What is required: Wherever a line in the data below holds "name", copy that line.
* BEGIN Dataset entries *
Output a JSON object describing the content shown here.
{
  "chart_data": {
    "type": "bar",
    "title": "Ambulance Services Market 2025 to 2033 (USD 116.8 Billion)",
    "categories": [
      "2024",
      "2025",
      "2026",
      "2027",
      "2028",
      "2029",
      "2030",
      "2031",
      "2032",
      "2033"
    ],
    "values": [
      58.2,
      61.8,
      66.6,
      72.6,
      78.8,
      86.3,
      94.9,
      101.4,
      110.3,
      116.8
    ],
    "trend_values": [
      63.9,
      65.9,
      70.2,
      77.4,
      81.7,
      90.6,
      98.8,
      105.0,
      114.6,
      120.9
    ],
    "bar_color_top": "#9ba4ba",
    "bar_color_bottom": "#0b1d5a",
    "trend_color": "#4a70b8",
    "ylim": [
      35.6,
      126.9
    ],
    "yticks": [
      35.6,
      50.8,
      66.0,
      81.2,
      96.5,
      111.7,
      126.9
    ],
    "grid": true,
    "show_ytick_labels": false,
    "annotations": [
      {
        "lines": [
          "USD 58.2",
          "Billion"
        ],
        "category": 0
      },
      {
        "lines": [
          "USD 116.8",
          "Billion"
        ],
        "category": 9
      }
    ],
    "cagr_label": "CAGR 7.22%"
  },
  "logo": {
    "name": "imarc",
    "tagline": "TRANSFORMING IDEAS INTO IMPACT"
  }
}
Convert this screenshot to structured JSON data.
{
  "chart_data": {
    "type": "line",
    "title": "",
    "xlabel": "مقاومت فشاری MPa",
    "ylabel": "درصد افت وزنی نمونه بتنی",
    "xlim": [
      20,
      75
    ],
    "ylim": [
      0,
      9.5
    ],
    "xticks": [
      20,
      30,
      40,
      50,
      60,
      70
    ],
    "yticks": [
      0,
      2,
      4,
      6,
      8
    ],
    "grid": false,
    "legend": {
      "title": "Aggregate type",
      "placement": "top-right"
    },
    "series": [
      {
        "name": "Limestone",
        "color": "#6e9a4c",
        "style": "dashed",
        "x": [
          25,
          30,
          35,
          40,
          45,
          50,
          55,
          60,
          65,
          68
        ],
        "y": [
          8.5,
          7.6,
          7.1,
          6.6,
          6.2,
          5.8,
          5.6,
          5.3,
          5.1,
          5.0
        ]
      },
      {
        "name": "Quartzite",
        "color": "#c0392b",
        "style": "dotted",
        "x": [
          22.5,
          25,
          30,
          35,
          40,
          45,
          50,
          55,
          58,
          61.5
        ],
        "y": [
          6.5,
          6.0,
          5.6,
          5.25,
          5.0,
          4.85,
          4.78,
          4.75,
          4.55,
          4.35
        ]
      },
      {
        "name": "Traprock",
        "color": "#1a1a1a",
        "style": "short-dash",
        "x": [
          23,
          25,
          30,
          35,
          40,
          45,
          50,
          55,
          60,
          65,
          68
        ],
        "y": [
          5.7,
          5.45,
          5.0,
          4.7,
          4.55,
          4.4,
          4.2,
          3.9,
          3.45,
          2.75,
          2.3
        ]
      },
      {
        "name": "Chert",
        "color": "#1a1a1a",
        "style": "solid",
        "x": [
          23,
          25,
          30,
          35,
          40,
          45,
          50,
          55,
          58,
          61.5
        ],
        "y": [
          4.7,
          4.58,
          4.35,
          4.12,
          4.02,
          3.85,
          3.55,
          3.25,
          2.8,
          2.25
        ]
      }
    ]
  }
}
* END Dataset entries *
Solution:
    "name": "imarc",
        "name": "Limestone",
        "name": "Quartzite",
        "name": "Traprock",
        "name": "Chert",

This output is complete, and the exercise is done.